#### [WHAT TO PRODUCE]
Return the number of lines that contain the word "Precipitation", and return nothing else.

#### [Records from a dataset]
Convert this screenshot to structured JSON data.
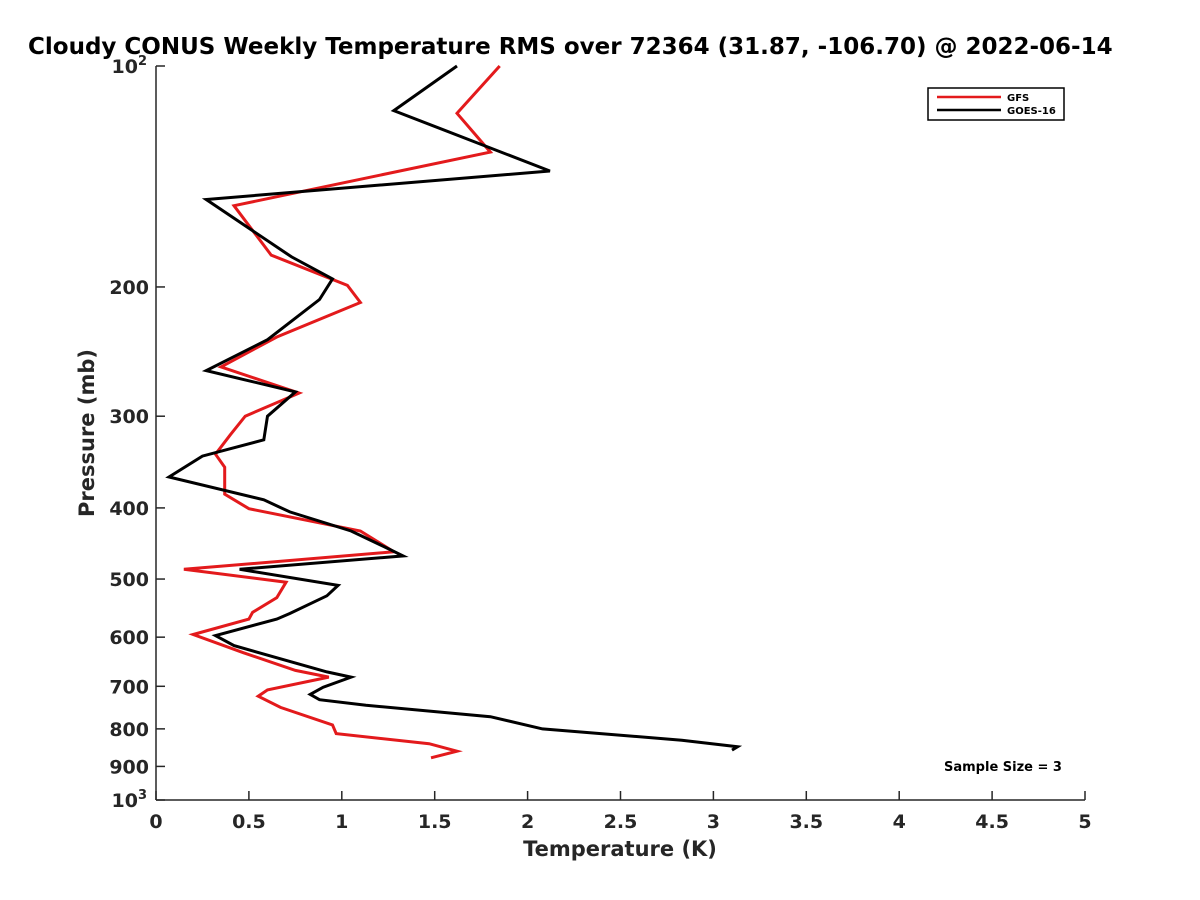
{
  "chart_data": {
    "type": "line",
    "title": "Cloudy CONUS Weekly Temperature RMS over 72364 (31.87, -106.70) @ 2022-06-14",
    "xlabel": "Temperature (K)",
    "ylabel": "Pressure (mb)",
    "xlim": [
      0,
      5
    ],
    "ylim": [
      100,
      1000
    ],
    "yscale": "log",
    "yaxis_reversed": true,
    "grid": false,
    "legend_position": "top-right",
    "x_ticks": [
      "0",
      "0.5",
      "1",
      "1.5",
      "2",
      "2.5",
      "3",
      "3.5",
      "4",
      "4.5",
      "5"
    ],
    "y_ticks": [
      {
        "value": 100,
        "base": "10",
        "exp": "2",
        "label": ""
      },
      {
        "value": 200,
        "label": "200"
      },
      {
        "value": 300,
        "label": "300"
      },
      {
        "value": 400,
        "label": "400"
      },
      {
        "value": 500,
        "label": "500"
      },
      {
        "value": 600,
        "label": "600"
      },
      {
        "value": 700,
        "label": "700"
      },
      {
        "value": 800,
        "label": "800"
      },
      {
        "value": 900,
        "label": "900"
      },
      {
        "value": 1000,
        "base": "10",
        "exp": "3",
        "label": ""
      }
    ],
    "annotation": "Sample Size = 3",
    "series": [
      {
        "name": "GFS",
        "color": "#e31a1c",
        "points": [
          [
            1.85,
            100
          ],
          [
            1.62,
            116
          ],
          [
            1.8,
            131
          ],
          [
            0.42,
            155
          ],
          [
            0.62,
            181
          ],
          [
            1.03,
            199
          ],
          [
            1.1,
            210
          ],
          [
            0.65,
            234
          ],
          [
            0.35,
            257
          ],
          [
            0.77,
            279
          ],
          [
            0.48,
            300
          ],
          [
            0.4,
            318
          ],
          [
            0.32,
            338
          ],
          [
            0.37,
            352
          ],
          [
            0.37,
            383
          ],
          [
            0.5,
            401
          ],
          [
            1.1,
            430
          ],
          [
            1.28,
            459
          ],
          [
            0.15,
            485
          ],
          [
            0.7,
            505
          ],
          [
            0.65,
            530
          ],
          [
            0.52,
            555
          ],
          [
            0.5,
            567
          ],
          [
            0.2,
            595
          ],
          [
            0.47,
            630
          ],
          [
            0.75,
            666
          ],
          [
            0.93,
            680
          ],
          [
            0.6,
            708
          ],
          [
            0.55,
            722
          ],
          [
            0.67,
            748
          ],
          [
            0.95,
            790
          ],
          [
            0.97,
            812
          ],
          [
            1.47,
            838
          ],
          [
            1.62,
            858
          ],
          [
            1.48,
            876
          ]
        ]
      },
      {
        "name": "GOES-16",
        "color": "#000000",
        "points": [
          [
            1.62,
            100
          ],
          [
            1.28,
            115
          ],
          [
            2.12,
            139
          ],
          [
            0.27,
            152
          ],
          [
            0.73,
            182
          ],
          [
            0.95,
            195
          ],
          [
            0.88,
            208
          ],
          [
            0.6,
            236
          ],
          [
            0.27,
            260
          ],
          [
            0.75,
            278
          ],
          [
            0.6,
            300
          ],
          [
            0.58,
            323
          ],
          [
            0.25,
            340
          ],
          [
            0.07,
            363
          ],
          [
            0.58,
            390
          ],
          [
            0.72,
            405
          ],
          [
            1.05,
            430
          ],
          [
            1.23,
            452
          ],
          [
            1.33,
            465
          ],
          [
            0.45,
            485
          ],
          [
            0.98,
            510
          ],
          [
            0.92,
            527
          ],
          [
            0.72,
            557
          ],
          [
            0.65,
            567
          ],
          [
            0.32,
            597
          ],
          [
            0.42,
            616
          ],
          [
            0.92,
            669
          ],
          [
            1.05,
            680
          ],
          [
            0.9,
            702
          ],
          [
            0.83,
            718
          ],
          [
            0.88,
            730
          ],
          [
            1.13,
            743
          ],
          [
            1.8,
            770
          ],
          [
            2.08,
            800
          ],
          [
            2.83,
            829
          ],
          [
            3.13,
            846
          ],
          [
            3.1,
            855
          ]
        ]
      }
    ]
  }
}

...

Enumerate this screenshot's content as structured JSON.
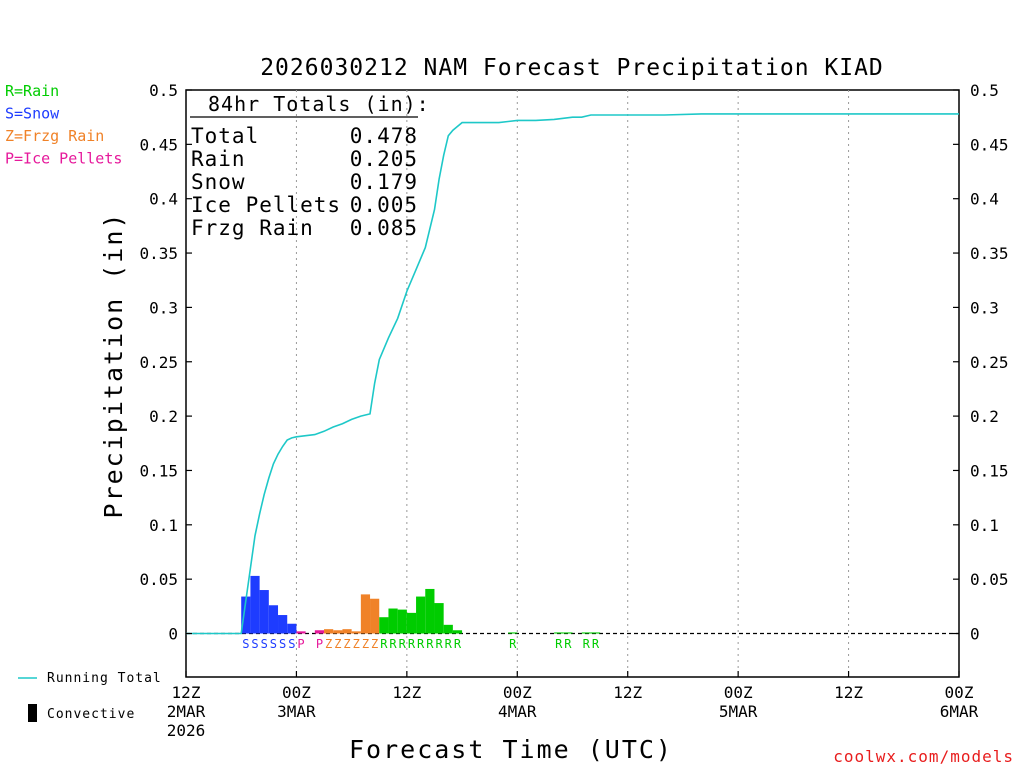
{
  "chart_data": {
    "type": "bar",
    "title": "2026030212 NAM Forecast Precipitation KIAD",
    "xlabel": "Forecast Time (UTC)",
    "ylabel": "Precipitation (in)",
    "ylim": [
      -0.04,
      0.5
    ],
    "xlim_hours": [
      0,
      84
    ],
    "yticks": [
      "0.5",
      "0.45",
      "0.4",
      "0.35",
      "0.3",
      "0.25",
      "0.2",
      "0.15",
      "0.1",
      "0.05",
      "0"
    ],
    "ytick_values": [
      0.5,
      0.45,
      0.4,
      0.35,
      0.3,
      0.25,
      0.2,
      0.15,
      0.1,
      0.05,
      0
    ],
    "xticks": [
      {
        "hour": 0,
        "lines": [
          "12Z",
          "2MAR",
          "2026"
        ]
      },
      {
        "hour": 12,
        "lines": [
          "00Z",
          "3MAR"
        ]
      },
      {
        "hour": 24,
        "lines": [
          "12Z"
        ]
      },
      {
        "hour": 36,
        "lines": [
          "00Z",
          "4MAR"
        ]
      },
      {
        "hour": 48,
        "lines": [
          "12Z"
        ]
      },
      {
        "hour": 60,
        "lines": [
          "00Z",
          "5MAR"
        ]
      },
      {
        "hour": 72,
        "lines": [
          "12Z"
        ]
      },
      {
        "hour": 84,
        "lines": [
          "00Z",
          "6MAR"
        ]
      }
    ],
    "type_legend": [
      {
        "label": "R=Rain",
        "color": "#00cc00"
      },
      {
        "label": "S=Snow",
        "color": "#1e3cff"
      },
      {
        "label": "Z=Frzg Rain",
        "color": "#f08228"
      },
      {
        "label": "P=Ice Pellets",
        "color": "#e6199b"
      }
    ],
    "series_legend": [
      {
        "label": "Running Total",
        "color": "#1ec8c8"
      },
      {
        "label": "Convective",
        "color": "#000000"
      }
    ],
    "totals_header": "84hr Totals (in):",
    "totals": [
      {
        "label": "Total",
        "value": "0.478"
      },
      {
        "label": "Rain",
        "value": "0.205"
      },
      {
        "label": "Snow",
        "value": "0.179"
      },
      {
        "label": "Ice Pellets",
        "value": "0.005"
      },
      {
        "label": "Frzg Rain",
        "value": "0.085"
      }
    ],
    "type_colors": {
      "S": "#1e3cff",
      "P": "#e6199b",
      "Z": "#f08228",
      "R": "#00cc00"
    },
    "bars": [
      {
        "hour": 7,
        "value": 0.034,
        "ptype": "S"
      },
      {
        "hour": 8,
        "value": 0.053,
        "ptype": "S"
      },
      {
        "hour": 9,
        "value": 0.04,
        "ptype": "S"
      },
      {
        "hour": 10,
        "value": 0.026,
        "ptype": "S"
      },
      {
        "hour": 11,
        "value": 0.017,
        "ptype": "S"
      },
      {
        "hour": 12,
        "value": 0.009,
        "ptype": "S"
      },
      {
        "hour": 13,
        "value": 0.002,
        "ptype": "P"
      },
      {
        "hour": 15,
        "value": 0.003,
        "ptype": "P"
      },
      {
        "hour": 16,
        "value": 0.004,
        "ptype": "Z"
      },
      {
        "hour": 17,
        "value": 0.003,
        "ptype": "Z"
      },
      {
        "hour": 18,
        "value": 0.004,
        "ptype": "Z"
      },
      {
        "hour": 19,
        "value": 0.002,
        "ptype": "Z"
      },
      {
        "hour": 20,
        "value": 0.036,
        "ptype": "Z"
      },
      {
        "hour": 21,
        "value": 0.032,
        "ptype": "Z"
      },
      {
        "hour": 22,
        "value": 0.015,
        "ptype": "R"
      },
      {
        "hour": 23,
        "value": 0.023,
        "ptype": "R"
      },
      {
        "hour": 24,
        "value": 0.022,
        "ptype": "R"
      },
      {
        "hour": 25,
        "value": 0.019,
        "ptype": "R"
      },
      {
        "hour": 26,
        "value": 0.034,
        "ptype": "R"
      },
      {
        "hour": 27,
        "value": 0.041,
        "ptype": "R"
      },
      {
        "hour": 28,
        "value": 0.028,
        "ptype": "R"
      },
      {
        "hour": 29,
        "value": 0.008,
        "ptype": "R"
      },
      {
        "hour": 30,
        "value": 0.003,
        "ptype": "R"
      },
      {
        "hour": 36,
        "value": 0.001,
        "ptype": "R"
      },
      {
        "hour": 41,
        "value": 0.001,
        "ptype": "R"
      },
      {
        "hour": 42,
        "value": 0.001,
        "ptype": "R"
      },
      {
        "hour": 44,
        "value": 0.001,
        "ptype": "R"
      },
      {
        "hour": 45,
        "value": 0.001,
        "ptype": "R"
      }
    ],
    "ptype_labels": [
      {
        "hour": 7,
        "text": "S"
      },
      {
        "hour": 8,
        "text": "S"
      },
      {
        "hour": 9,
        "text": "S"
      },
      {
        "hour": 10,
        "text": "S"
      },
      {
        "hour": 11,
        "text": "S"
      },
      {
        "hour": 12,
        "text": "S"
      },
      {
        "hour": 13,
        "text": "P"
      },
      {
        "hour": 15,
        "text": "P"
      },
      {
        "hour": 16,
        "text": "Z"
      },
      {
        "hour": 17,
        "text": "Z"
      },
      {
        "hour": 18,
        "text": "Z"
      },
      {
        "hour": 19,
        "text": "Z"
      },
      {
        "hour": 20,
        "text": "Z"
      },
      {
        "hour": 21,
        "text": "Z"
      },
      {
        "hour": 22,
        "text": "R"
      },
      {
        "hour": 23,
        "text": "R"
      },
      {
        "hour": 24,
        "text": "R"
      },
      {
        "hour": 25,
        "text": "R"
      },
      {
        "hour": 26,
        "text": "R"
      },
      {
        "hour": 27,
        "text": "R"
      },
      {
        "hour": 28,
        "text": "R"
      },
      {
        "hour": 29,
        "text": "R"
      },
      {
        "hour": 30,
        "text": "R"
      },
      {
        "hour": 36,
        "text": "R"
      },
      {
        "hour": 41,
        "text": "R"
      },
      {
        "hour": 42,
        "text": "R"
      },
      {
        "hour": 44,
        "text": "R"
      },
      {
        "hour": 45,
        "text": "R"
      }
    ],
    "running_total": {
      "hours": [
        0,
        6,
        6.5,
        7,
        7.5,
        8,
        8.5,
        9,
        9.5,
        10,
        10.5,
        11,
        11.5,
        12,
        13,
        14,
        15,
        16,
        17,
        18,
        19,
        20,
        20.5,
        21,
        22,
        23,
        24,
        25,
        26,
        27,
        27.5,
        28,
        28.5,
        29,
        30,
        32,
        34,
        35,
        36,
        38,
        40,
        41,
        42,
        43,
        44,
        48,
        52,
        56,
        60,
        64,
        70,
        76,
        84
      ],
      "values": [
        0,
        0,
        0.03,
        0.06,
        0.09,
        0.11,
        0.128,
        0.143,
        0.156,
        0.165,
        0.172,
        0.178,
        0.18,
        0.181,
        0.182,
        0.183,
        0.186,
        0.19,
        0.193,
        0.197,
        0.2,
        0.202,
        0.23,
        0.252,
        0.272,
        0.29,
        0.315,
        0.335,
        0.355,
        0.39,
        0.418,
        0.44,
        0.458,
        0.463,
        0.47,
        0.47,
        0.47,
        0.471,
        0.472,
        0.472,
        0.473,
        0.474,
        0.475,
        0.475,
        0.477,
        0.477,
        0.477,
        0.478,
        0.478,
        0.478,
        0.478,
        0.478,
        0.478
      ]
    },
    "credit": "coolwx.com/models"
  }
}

--

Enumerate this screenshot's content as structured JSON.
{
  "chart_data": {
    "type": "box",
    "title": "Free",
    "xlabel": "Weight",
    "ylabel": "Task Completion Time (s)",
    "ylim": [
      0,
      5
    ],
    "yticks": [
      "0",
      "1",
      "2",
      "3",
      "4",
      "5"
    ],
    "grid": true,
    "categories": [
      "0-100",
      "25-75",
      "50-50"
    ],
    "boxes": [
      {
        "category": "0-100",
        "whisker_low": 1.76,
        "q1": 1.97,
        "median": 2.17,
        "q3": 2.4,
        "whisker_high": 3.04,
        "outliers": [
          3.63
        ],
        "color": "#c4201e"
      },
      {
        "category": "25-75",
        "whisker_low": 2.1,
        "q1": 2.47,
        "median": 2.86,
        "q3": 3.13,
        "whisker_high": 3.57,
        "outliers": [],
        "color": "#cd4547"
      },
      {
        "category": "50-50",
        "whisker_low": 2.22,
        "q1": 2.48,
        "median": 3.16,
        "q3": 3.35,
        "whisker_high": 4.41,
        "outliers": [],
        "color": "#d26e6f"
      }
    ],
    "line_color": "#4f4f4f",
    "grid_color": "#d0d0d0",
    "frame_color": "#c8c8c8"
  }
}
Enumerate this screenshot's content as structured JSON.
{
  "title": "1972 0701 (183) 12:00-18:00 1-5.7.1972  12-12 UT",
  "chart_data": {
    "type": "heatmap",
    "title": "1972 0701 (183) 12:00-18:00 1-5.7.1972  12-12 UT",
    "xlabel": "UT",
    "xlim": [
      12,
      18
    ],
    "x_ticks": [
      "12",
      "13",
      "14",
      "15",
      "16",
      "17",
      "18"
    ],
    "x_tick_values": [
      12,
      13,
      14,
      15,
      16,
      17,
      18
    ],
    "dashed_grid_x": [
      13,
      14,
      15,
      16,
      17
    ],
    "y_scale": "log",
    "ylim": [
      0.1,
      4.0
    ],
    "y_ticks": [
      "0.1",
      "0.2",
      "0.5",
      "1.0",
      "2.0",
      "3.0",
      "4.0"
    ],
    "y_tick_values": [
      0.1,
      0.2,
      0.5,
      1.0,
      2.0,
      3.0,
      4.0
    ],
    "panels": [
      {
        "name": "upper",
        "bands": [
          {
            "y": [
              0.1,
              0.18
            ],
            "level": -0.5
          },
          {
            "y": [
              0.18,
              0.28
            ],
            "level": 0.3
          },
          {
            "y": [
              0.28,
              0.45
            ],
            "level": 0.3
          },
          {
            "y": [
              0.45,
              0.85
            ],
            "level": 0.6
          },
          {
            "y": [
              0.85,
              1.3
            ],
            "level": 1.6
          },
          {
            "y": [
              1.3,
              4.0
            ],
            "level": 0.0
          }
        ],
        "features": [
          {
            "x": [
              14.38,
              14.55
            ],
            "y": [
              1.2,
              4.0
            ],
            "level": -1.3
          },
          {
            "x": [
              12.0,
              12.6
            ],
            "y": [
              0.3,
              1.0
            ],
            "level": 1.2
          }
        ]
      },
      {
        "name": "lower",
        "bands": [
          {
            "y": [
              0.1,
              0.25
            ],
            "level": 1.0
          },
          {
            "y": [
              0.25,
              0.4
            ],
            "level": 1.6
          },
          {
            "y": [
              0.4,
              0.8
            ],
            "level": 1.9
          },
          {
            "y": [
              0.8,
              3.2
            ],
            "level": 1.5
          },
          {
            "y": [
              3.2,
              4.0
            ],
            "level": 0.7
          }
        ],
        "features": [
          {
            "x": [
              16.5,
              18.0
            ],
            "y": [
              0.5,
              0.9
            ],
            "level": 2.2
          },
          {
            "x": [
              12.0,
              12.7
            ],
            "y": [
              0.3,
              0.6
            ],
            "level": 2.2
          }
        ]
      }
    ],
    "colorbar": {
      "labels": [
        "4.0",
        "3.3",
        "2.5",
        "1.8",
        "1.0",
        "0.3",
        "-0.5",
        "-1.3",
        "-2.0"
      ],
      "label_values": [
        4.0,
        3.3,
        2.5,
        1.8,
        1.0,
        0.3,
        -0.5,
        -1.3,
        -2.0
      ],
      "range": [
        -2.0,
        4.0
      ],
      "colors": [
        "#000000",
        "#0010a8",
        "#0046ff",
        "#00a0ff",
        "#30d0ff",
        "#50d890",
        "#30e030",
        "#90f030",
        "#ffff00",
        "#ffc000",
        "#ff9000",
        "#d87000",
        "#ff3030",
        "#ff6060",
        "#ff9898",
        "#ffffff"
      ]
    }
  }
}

#### [CORRECT RESPONSE]
2